++++ Entries ++++

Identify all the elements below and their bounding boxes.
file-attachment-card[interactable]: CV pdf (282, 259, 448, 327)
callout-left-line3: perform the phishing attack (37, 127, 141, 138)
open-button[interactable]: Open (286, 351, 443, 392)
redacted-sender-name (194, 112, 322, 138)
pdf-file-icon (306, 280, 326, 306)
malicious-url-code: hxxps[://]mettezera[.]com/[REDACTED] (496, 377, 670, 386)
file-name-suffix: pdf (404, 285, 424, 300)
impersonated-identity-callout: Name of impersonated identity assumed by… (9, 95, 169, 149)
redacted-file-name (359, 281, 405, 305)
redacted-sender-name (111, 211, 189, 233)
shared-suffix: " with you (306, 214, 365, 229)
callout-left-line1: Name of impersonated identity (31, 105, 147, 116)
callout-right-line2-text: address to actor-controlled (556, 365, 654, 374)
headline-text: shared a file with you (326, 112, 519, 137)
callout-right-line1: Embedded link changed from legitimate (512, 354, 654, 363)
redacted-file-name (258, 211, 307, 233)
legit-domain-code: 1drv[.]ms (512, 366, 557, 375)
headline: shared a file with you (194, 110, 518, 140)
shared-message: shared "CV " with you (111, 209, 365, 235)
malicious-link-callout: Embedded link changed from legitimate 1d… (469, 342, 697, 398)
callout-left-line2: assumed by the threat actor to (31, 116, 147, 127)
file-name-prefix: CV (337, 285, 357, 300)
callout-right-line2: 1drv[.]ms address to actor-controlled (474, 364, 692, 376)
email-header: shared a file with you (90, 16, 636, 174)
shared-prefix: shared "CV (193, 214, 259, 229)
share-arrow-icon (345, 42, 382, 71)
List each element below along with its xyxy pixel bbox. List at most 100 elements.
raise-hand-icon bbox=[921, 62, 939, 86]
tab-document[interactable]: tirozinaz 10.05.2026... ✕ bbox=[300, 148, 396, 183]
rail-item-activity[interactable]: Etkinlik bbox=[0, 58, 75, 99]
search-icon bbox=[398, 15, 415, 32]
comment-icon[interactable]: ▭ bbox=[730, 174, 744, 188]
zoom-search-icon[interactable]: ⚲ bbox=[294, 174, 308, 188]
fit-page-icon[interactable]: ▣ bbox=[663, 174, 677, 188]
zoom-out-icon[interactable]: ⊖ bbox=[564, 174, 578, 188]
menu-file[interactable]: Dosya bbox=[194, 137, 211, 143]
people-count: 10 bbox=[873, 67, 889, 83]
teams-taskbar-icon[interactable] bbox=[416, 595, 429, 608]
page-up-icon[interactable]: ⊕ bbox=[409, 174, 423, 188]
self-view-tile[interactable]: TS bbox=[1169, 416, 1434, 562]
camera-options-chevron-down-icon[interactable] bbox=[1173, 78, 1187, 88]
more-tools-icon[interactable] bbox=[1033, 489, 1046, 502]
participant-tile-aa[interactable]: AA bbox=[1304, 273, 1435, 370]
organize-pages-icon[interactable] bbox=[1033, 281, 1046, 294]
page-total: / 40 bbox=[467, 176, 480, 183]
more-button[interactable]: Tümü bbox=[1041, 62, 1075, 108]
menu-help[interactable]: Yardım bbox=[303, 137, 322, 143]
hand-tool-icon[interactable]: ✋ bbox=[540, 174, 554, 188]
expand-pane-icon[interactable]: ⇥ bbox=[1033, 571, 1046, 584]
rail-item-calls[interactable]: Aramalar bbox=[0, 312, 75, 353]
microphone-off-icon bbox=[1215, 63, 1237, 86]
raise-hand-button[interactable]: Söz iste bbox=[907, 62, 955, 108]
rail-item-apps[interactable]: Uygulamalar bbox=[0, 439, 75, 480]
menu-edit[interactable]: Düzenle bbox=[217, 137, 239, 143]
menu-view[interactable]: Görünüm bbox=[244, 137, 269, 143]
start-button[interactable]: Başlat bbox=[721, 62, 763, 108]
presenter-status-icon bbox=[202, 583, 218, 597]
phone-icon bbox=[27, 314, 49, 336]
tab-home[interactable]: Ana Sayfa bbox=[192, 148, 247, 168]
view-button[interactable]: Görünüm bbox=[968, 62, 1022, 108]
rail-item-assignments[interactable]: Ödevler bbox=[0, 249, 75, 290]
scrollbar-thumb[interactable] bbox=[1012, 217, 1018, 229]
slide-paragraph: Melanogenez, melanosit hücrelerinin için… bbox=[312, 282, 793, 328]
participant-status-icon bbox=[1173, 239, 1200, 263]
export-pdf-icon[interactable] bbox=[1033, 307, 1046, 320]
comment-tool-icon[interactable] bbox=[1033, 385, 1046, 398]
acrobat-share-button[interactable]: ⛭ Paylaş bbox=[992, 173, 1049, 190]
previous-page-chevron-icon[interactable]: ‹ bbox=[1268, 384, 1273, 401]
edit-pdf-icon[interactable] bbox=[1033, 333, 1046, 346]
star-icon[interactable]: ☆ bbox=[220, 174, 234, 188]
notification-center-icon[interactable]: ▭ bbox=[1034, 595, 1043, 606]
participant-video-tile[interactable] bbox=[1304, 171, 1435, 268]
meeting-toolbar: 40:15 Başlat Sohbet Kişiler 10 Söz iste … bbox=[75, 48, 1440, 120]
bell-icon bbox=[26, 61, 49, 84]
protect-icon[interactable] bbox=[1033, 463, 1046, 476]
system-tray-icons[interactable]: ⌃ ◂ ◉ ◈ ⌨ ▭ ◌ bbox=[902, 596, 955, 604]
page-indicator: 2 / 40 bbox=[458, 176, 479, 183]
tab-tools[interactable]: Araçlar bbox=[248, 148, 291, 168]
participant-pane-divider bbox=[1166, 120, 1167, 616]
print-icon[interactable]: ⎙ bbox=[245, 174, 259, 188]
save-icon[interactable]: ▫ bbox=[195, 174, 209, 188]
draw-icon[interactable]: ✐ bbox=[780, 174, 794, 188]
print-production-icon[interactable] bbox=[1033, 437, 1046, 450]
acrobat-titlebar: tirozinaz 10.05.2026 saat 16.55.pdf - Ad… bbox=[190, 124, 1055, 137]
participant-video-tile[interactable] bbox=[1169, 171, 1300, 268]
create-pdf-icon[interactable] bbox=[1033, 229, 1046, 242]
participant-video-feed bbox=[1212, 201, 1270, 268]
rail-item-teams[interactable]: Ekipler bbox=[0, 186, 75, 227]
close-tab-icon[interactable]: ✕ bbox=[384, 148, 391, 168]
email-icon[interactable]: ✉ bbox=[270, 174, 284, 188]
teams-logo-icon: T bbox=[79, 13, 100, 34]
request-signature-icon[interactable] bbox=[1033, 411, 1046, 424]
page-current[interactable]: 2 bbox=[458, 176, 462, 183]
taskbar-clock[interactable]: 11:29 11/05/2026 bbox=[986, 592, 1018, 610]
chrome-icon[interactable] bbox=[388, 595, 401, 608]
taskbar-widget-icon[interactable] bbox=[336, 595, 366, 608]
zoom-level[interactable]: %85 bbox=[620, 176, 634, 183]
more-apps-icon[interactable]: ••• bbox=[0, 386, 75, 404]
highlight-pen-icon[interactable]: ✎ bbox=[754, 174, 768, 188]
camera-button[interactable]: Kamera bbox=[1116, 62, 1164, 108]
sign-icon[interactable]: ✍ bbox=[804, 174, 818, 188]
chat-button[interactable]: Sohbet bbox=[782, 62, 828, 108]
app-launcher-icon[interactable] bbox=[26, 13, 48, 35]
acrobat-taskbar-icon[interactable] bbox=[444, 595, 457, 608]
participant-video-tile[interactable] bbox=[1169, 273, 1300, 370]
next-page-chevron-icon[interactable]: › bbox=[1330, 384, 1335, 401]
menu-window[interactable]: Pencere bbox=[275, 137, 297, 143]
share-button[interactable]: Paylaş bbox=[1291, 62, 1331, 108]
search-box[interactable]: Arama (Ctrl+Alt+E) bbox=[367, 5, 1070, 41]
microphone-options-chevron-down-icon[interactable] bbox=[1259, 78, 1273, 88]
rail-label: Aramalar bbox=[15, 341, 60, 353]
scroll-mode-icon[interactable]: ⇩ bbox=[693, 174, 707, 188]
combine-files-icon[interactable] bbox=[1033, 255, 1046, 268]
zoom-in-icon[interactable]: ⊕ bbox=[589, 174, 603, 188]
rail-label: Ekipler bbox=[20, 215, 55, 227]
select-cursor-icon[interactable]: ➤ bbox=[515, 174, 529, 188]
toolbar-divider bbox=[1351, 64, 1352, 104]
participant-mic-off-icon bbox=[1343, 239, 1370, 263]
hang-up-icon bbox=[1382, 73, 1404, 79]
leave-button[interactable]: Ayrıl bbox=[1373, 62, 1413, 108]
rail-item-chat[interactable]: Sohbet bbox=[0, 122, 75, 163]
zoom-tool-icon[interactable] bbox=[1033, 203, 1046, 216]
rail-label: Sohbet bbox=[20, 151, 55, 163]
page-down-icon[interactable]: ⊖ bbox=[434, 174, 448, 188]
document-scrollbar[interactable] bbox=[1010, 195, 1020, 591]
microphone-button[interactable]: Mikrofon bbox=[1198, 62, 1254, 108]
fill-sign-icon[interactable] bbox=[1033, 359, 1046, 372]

++++

**What you have to do:** Format the data as a numbered list, from its first line through the line containing "zoom-out-icon[interactable]: ⊖ bbox=[564, 174, 578, 188]", both included. Leave out any blank lines.

**Exercise answer:**
1. Identify all the elements below and their bounding boxes.
2. file-attachment-card[interactable]: CV pdf (282, 259, 448, 327)
3. callout-left-line3: perform the phishing attack (37, 127, 141, 138)
4. open-button[interactable]: Open (286, 351, 443, 392)
5. redacted-sender-name (194, 112, 322, 138)
6. pdf-file-icon (306, 280, 326, 306)
7. malicious-url-code: hxxps[://]mettezera[.]com/[REDACTED] (496, 377, 670, 386)
8. file-name-suffix: pdf (404, 285, 424, 300)
9. impersonated-identity-callout: Name of impersonated identity assumed by… (9, 95, 169, 149)
10. redacted-file-name (359, 281, 405, 305)
11. redacted-sender-name (111, 211, 189, 233)
12. shared-suffix: " with you (306, 214, 365, 229)
13. callout-left-line1: Name of impersonated identity (31, 105, 147, 116)
14. callout-right-line2-text: address to actor-controlled (556, 365, 654, 374)
15. headline-text: shared a file with you (326, 112, 519, 137)
16. callout-right-line1: Embedded link changed from legitimate (512, 354, 654, 363)
17. redacted-file-name (258, 211, 307, 233)
18. legit-domain-code: 1drv[.]ms (512, 366, 557, 375)
19. headline: shared a file with you (194, 110, 518, 140)
20. shared-message: shared "CV " with you (111, 209, 365, 235)
21. malicious-link-callout: Embedded link changed from legitimate 1d… (469, 342, 697, 398)
22. callout-left-line2: assumed by the threat actor to (31, 116, 147, 127)
23. file-name-prefix: CV (337, 285, 357, 300)
24. callout-right-line2: 1drv[.]ms address to actor-controlled (474, 364, 692, 376)
25. email-header: shared a file with you (90, 16, 636, 174)
26. shared-prefix: shared "CV (193, 214, 259, 229)
27. share-arrow-icon (345, 42, 382, 71)
28. List each element below along with its xyxy pixel bbox. List at most 100 elements.
29. raise-hand-icon bbox=[921, 62, 939, 86]
30. tab-document[interactable]: tirozinaz 10.05.2026... ✕ bbox=[300, 148, 396, 183]
31. rail-item-activity[interactable]: Etkinlik bbox=[0, 58, 75, 99]
32. search-icon bbox=[398, 15, 415, 32]
33. comment-icon[interactable]: ▭ bbox=[730, 174, 744, 188]
34. zoom-search-icon[interactable]: ⚲ bbox=[294, 174, 308, 188]
35. fit-page-icon[interactable]: ▣ bbox=[663, 174, 677, 188]
36. zoom-out-icon[interactable]: ⊖ bbox=[564, 174, 578, 188]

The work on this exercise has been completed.